===== Data for processing =====
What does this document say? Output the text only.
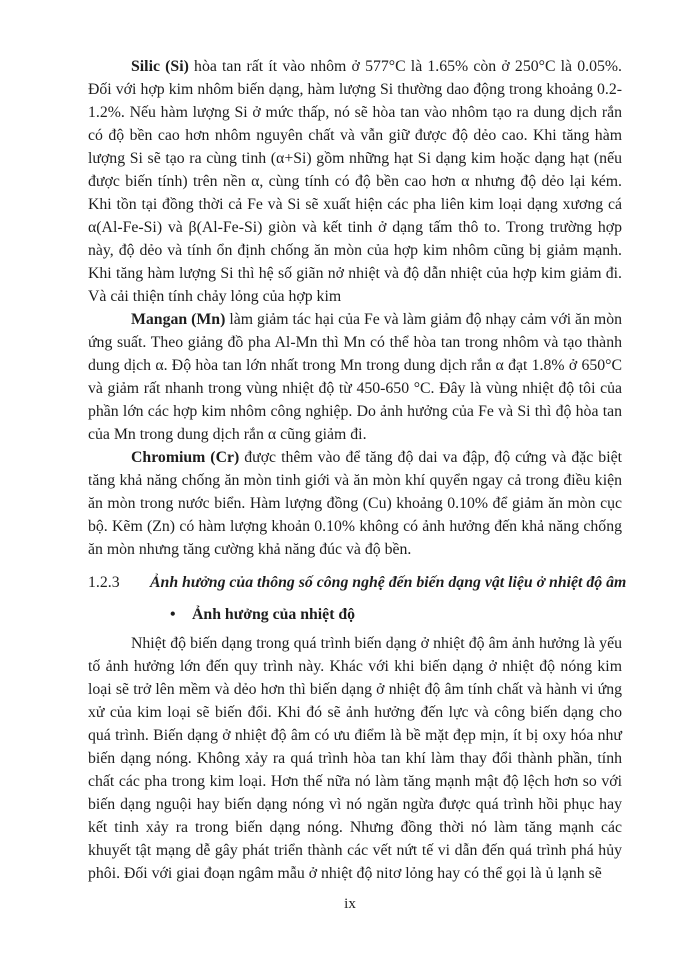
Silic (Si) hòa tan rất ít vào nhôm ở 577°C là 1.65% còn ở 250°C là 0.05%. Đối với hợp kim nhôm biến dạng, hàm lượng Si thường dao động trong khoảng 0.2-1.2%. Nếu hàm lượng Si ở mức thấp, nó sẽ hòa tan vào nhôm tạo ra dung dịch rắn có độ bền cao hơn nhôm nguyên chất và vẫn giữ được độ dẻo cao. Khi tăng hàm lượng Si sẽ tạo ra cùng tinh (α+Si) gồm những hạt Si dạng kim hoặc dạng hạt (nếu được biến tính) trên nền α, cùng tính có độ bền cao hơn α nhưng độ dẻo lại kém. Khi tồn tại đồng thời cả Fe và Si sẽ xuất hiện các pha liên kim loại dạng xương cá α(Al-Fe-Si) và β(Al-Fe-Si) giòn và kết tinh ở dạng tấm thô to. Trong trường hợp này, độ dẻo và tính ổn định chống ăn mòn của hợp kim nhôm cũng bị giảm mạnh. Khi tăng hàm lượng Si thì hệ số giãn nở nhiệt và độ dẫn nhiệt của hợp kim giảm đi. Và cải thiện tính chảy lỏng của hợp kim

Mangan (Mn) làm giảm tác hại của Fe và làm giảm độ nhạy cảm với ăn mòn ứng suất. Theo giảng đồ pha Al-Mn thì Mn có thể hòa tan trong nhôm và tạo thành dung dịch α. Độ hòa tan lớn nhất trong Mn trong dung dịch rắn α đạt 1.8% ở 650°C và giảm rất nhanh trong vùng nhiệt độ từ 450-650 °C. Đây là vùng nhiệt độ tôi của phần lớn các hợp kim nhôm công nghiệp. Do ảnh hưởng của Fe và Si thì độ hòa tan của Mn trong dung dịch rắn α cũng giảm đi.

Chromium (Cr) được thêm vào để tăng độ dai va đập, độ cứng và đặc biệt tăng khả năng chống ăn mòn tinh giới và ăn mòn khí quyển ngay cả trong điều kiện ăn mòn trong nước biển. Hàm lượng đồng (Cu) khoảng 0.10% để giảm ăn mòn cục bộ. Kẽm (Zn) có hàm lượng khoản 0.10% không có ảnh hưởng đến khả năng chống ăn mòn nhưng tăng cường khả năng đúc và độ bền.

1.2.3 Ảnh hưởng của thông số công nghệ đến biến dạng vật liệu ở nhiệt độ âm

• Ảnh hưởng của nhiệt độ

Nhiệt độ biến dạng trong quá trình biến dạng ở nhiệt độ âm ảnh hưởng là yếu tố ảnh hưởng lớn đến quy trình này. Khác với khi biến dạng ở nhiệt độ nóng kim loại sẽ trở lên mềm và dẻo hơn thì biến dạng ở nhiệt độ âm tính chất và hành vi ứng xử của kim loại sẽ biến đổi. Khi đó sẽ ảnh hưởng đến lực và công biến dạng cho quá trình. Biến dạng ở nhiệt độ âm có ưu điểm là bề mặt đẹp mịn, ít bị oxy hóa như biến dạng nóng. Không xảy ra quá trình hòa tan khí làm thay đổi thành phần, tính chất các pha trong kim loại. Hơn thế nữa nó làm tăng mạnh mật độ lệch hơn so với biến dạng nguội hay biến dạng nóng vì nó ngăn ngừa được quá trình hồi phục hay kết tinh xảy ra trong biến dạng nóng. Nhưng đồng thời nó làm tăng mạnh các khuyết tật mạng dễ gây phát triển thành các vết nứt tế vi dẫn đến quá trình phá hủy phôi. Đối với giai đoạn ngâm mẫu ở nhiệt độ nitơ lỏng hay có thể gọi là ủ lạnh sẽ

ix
=====
===== Data for processing =====
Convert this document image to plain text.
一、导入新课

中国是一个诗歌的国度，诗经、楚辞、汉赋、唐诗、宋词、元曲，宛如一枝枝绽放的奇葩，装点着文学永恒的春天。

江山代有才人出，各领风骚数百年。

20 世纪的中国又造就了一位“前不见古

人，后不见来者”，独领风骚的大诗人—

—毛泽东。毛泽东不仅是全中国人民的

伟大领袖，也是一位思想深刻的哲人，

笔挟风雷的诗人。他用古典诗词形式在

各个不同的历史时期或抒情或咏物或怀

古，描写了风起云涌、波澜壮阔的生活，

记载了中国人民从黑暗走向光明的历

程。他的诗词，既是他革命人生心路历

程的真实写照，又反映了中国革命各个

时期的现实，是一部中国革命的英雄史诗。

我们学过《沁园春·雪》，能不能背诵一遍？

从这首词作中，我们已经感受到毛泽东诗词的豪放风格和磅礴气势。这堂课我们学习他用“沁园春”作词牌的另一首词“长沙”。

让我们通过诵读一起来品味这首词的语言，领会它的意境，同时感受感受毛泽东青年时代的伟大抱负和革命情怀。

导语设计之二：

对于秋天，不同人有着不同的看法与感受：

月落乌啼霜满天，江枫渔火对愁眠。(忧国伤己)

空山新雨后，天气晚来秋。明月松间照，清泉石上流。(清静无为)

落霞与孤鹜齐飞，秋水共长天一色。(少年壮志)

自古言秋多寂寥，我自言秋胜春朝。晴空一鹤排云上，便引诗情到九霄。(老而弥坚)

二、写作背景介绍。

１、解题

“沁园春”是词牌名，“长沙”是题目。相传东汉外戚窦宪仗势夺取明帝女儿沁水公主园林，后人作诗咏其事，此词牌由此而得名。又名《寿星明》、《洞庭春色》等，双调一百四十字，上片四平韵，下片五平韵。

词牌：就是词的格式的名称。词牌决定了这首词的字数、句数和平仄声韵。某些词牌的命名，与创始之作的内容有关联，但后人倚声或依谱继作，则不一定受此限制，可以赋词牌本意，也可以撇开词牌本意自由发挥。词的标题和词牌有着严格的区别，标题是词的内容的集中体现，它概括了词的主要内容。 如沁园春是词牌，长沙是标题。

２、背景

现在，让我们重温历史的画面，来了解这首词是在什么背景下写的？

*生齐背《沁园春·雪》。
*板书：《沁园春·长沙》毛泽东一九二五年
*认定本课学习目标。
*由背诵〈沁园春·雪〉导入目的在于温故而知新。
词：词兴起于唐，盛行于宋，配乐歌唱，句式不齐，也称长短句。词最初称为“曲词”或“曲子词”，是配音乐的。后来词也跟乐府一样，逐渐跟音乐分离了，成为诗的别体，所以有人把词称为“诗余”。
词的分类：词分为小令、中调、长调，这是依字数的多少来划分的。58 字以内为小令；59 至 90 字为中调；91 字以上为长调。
=====
### Written instruction:
Which lines in the records above contain the string "khoảng"? Copy each one.

### Reply:
Silic (Si) hòa tan rất ít vào nhôm ở 577°C là 1.65% còn ở 250°C là 0.05%. Đối với hợp kim nhôm biến dạng, hàm lượng Si thường dao động trong khoảng 0.2-1.2%. Nếu hàm lượng Si ở mức thấp, nó sẽ hòa tan vào nhôm tạo ra dung dịch rắn có độ bền cao hơn nhôm nguyên chất và vẫn giữ được độ dẻo cao. Khi tăng hàm lượng Si sẽ tạo ra cùng tinh (α+Si) gồm những hạt Si dạng kim hoặc dạng hạt (nếu được biến tính) trên nền α, cùng tính có độ bền cao hơn α nhưng độ dẻo lại kém. Khi tồn tại đồng thời cả Fe và Si sẽ xuất hiện các pha liên kim loại dạng xương cá α(Al-Fe-Si) và β(Al-Fe-Si) giòn và kết tinh ở dạng tấm thô to. Trong trường hợp này, độ dẻo và tính ổn định chống ăn mòn của hợp kim nhôm cũng bị giảm mạnh. Khi tăng hàm lượng Si thì hệ số giãn nở nhiệt và độ dẫn nhiệt của hợp kim giảm đi. Và cải thiện tính chảy lỏng của hợp kim
Chromium (Cr) được thêm vào để tăng độ dai va đập, độ cứng và đặc biệt tăng khả năng chống ăn mòn tinh giới và ăn mòn khí quyển ngay cả trong điều kiện ăn mòn trong nước biển. Hàm lượng đồng (Cu) khoảng 0.10% để giảm ăn mòn cục bộ. Kẽm (Zn) có hàm lượng khoản 0.10% không có ảnh hưởng đến khả năng chống ăn mòn nhưng tăng cường khả năng đúc và độ bền.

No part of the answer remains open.